- _Short exercise_
Select all lines with the string "strongly" in them, and copy those lines.

- _Available data_

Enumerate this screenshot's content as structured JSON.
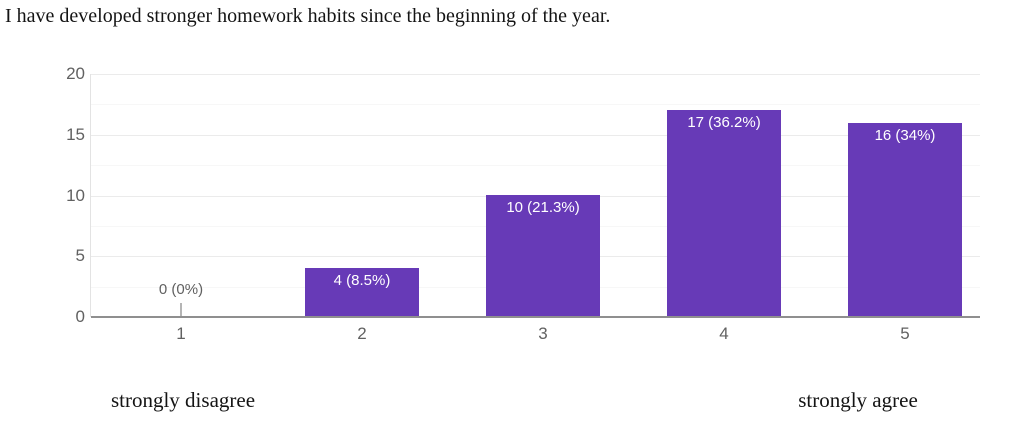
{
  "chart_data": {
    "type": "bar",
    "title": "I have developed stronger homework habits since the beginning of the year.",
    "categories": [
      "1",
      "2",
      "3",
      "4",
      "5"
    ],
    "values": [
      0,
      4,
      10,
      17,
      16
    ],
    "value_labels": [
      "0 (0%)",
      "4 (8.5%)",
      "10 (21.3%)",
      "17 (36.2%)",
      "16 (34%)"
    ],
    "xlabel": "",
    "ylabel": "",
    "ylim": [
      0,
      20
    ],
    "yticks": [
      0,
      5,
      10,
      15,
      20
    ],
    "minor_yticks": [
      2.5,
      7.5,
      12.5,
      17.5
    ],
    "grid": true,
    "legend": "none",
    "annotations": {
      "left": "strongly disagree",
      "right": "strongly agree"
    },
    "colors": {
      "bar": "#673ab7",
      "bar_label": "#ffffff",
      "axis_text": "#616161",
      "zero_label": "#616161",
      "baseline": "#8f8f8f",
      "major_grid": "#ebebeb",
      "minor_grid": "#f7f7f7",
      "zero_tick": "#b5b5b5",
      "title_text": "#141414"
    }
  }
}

- _Exercise result_
      "left": "strongly disagree",
      "right": "strongly agree"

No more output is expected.